Count every line of the listing where the string "this" occurs, and reply with the count alone.
____________________
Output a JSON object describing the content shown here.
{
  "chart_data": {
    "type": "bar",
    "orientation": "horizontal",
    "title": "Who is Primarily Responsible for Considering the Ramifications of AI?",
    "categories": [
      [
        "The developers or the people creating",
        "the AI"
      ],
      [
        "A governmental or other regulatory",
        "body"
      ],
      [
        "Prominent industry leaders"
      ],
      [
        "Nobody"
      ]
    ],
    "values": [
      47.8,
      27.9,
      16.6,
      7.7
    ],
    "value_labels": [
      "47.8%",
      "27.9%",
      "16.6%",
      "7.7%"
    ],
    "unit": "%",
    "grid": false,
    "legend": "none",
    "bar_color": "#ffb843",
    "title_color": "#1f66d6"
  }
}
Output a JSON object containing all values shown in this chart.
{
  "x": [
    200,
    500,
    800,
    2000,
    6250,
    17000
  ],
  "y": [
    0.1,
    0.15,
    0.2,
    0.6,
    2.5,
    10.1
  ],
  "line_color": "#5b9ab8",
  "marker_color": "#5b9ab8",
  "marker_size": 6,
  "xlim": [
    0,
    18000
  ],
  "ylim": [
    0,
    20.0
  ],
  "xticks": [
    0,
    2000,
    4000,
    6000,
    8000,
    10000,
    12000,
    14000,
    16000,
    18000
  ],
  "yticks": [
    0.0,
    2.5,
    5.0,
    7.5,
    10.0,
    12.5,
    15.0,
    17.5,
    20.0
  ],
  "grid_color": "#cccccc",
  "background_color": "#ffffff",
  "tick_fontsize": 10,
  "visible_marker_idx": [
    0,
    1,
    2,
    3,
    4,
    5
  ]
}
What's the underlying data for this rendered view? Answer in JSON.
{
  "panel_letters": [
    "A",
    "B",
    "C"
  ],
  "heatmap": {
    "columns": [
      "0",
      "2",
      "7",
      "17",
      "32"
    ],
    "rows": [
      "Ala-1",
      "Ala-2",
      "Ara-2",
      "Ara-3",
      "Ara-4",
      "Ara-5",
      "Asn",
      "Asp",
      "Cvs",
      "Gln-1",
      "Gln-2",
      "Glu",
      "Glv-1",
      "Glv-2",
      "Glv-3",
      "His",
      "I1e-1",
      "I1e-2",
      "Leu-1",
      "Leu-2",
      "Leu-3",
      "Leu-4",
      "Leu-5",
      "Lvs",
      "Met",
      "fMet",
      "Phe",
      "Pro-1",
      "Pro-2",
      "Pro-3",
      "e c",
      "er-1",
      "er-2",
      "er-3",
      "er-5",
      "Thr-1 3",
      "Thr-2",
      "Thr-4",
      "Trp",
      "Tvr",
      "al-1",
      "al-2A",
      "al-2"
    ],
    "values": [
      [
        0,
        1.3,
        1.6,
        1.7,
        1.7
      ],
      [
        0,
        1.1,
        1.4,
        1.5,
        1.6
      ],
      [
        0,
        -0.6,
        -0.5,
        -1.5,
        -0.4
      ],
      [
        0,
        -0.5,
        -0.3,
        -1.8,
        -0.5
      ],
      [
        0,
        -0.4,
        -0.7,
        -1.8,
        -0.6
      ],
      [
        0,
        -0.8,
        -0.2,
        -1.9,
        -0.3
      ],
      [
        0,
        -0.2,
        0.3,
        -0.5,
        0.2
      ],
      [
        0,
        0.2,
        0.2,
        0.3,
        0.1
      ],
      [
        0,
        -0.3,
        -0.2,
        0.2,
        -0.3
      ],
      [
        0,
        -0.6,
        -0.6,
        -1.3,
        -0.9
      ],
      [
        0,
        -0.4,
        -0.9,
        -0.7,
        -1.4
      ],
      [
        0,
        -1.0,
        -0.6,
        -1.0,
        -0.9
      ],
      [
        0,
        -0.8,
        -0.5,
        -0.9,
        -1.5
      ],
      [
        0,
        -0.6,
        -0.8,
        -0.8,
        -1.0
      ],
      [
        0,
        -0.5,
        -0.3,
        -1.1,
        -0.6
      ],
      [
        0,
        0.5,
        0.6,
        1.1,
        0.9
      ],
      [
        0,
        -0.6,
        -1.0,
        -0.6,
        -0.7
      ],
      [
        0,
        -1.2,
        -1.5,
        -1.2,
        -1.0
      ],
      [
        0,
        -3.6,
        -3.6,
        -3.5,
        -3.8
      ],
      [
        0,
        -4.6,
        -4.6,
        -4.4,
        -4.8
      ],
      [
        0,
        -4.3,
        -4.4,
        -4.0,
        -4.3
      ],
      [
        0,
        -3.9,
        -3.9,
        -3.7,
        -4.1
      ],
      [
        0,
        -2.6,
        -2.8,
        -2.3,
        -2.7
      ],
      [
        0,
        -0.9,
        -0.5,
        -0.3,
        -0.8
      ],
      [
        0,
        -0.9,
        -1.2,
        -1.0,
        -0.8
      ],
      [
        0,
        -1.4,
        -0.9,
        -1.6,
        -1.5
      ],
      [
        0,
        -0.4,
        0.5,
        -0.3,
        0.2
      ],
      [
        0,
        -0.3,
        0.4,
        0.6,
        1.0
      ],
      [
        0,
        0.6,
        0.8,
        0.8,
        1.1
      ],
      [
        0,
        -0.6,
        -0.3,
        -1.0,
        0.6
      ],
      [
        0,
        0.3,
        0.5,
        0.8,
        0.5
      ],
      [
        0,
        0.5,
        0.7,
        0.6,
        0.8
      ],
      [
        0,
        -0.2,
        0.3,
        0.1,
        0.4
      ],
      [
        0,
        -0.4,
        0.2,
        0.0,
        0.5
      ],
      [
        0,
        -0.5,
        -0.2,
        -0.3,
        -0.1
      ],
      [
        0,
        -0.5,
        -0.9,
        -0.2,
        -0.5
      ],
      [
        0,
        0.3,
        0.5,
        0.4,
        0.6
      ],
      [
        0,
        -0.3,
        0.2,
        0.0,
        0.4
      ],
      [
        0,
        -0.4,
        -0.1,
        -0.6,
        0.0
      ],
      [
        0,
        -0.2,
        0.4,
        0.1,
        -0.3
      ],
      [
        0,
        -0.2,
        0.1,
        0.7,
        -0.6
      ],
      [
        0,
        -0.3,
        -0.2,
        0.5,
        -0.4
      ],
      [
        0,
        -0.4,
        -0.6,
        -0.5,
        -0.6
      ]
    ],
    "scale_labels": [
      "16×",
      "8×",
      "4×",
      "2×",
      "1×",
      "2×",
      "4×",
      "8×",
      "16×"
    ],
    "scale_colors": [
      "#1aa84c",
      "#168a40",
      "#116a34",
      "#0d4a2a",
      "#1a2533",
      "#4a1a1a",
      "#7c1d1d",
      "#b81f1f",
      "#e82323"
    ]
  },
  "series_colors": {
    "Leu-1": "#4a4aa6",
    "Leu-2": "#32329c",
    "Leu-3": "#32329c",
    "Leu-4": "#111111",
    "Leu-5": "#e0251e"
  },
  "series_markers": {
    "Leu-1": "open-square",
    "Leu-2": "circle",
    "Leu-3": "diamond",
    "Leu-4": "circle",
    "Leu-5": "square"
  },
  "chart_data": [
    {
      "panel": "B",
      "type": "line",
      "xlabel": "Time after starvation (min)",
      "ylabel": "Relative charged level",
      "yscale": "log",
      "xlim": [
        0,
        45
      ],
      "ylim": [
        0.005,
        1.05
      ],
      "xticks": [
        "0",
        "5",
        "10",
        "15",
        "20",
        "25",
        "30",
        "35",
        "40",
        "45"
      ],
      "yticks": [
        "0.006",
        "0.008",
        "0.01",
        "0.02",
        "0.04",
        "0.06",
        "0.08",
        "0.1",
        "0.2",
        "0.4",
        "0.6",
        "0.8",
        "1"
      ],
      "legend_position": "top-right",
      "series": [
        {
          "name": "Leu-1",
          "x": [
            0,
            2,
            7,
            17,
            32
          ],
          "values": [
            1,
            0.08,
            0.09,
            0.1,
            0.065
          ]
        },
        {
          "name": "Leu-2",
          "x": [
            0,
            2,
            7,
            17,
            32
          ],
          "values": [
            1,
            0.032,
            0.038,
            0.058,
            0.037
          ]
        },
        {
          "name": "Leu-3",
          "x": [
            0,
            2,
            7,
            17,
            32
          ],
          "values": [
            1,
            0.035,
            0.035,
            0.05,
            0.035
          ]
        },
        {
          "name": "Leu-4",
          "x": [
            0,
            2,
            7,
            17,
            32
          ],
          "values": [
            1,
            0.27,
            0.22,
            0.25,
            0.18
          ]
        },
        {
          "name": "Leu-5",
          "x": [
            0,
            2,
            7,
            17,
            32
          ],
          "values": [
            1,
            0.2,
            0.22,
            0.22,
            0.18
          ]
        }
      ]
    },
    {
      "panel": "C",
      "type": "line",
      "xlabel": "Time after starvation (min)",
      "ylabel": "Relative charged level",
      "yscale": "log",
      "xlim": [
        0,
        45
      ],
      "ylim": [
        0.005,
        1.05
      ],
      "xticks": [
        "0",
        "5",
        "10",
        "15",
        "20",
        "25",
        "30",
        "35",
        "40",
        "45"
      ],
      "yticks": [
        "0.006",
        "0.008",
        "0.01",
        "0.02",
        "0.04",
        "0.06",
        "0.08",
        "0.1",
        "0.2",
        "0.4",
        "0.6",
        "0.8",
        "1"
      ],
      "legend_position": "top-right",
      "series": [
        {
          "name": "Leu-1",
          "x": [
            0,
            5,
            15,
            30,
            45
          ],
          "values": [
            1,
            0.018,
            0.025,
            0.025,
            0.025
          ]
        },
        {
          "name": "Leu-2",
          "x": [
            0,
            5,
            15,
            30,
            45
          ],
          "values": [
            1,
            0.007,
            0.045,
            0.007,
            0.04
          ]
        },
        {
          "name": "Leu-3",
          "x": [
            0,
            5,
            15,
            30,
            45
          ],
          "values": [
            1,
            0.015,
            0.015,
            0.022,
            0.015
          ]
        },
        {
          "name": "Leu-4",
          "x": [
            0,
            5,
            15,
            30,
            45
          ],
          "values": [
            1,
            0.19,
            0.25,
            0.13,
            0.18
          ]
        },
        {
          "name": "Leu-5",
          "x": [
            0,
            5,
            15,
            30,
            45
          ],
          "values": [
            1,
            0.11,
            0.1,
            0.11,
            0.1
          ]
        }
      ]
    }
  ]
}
____________________
ANSWER:
2